▸ **Given instruction**:
Reproduce the data exactly and drop any pictures it holds.
---
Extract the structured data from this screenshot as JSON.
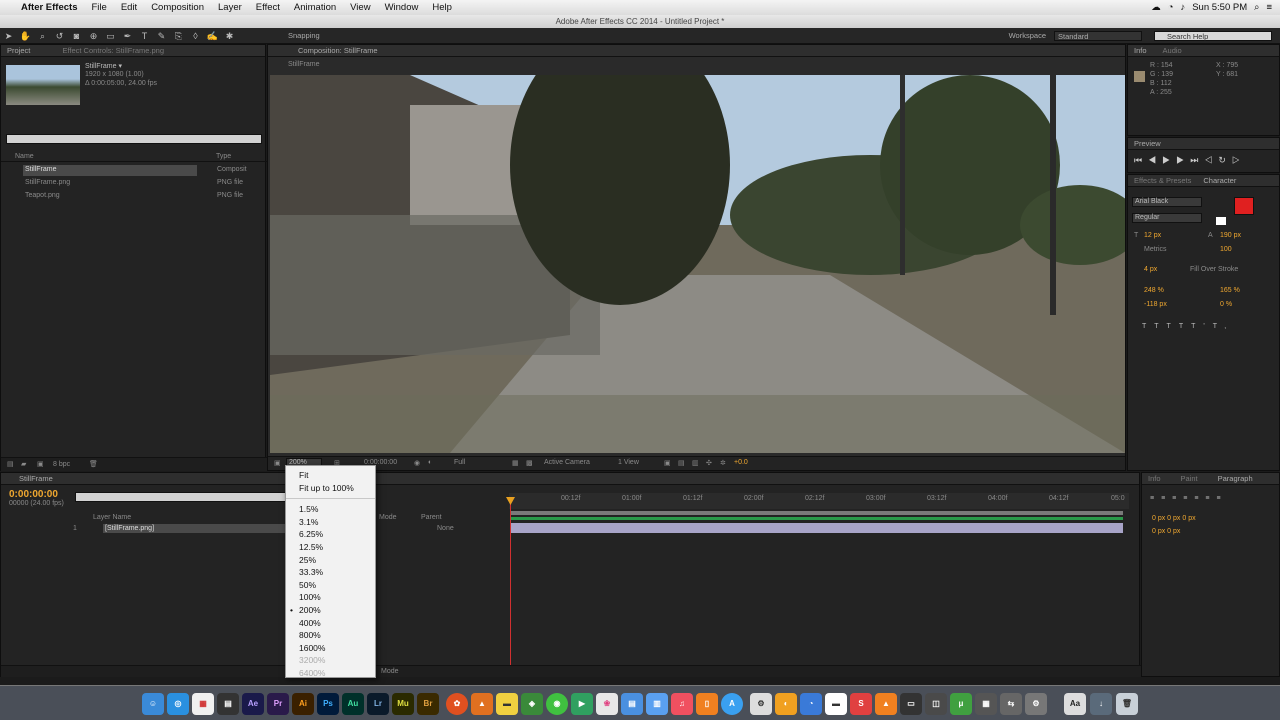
{
  "menubar": {
    "apple": "",
    "app": "After Effects",
    "items": [
      "File",
      "Edit",
      "Composition",
      "Layer",
      "Effect",
      "Animation",
      "View",
      "Window",
      "Help"
    ],
    "clock": "Sun 5:50 PM"
  },
  "window": {
    "title": "Adobe After Effects CC 2014 - Untitled Project *"
  },
  "toolbar": {
    "snapping": "Snapping",
    "workspace_label": "Workspace",
    "workspace_value": "Standard",
    "search_placeholder": "Search Help"
  },
  "project": {
    "tab": "Project",
    "tab2": "Effect Controls: StillFrame.png",
    "item_name": "StillFrame ▾",
    "item_info1": "1920 x 1080 (1.00)",
    "item_info2": "Δ 0:00:05:00, 24.00 fps",
    "col_name": "Name",
    "col_type": "Type",
    "items": [
      {
        "name": "StillFrame",
        "type": "Composit"
      },
      {
        "name": "StillFrame.png",
        "type": "PNG file"
      },
      {
        "name": "Teapot.png",
        "type": "PNG file"
      }
    ],
    "bpc": "8 bpc"
  },
  "composition": {
    "tab": "Composition: StillFrame",
    "crumb": "StillFrame",
    "zoom": "200%",
    "time": "0:00:00:00",
    "quality": "Full",
    "camera": "Active Camera",
    "view": "1 View",
    "exposure": "+0.0"
  },
  "info": {
    "tab": "Info",
    "tab2": "Audio",
    "r": "R : 154",
    "g": "G : 139",
    "b": "B : 112",
    "a": "A : 255",
    "x": "X : 795",
    "y": "Y : 681"
  },
  "preview": {
    "tab": "Preview"
  },
  "character": {
    "tab": "Effects & Presets",
    "tab2": "Character",
    "font": "Arial Black",
    "style": "Regular",
    "size": "12 px",
    "leading": "190 px",
    "kern": "Metrics",
    "track": "100",
    "stroke": "4 px",
    "stroke_mode": "Fill Over Stroke",
    "vscale": "248 %",
    "hscale": "165 %",
    "baseline": "-118 px",
    "tsume": "0 %",
    "fill_color": "#e02020"
  },
  "paragraph": {
    "tab": "Info",
    "tab2": "Paint",
    "tab3": "Paragraph"
  },
  "timeline": {
    "tab": "StillFrame",
    "timecode": "0:00:00:00",
    "fps": "00000 (24.00 fps)",
    "col_layer": "Layer Name",
    "col_parent": "Parent",
    "col_mode": "Mode",
    "layer_num": "1",
    "layer_name": "[StillFrame.png]",
    "parent": "None",
    "ruler": [
      "00:12f",
      "01:00f",
      "01:12f",
      "02:00f",
      "02:12f",
      "03:00f",
      "03:12f",
      "04:00f",
      "04:12f",
      "05:0"
    ],
    "toggle": "Toggle Switches / Modes"
  },
  "zoom_menu": {
    "items": [
      "Fit",
      "Fit up to 100%",
      "1.5%",
      "3.1%",
      "6.25%",
      "12.5%",
      "25%",
      "33.3%",
      "50%",
      "100%",
      "200%",
      "400%",
      "800%",
      "1600%",
      "3200%",
      "6400%"
    ],
    "selected": "200%",
    "disabled": [
      "3200%",
      "6400%"
    ]
  },
  "dock": {
    "apps": [
      "Finder",
      "Safari",
      "Calendar",
      "Clapper",
      "Ae",
      "Pr",
      "Ai",
      "Ps",
      "Au",
      "Lr",
      "Mu",
      "Br",
      "Blender",
      "VLC",
      "Notes",
      "Messages",
      "Maps",
      "Photos",
      "Preview",
      "Keynote",
      "Music",
      "iBooks",
      "App Store",
      "Skype",
      "Speech",
      "Vectr",
      "Tor",
      "Utorrent",
      "Calc",
      "Sys Prefs",
      "Dictionary",
      "Trash"
    ]
  }
}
---
▸ **Output of the task**:
Extract the structured data from this screenshot as JSON.
{
  "menubar": {
    "apple": "",
    "app": "After Effects",
    "items": [
      "File",
      "Edit",
      "Composition",
      "Layer",
      "Effect",
      "Animation",
      "View",
      "Window",
      "Help"
    ],
    "clock": "Sun 5:50 PM"
  },
  "window": {
    "title": "Adobe After Effects CC 2014 - Untitled Project *"
  },
  "toolbar": {
    "snapping": "Snapping",
    "workspace_label": "Workspace",
    "workspace_value": "Standard",
    "search_placeholder": "Search Help"
  },
  "project": {
    "tab": "Project",
    "tab2": "Effect Controls: StillFrame.png",
    "item_name": "StillFrame ▾",
    "item_info1": "1920 x 1080 (1.00)",
    "item_info2": "Δ 0:00:05:00, 24.00 fps",
    "col_name": "Name",
    "col_type": "Type",
    "items": [
      {
        "name": "StillFrame",
        "type": "Composit"
      },
      {
        "name": "StillFrame.png",
        "type": "PNG file"
      },
      {
        "name": "Teapot.png",
        "type": "PNG file"
      }
    ],
    "bpc": "8 bpc"
  },
  "composition": {
    "tab": "Composition: StillFrame",
    "crumb": "StillFrame",
    "zoom": "200%",
    "time": "0:00:00:00",
    "quality": "Full",
    "camera": "Active Camera",
    "view": "1 View",
    "exposure": "+0.0"
  },
  "info": {
    "tab": "Info",
    "tab2": "Audio",
    "r": "R : 154",
    "g": "G : 139",
    "b": "B : 112",
    "a": "A : 255",
    "x": "X : 795",
    "y": "Y : 681"
  },
  "preview": {
    "tab": "Preview"
  },
  "character": {
    "tab": "Effects & Presets",
    "tab2": "Character",
    "font": "Arial Black",
    "style": "Regular",
    "size": "12 px",
    "leading": "190 px",
    "kern": "Metrics",
    "track": "100",
    "stroke": "4 px",
    "stroke_mode": "Fill Over Stroke",
    "vscale": "248 %",
    "hscale": "165 %",
    "baseline": "-118 px",
    "tsume": "0 %",
    "fill_color": "#e02020"
  },
  "paragraph": {
    "tab": "Info",
    "tab2": "Paint",
    "tab3": "Paragraph"
  },
  "timeline": {
    "tab": "StillFrame",
    "timecode": "0:00:00:00",
    "fps": "00000 (24.00 fps)",
    "col_layer": "Layer Name",
    "col_parent": "Parent",
    "col_mode": "Mode",
    "layer_num": "1",
    "layer_name": "[StillFrame.png]",
    "parent": "None",
    "ruler": [
      "00:12f",
      "01:00f",
      "01:12f",
      "02:00f",
      "02:12f",
      "03:00f",
      "03:12f",
      "04:00f",
      "04:12f",
      "05:0"
    ],
    "toggle": "Toggle Switches / Modes"
  },
  "zoom_menu": {
    "items": [
      "Fit",
      "Fit up to 100%",
      "1.5%",
      "3.1%",
      "6.25%",
      "12.5%",
      "25%",
      "33.3%",
      "50%",
      "100%",
      "200%",
      "400%",
      "800%",
      "1600%",
      "3200%",
      "6400%"
    ],
    "selected": "200%",
    "disabled": [
      "3200%",
      "6400%"
    ]
  },
  "dock": {
    "apps": [
      "Finder",
      "Safari",
      "Calendar",
      "Clapper",
      "Ae",
      "Pr",
      "Ai",
      "Ps",
      "Au",
      "Lr",
      "Mu",
      "Br",
      "Blender",
      "VLC",
      "Notes",
      "Messages",
      "Maps",
      "Photos",
      "Preview",
      "Keynote",
      "Music",
      "iBooks",
      "App Store",
      "Skype",
      "Speech",
      "Vectr",
      "Tor",
      "Utorrent",
      "Calc",
      "Sys Prefs",
      "Dictionary",
      "Trash"
    ]
  }
}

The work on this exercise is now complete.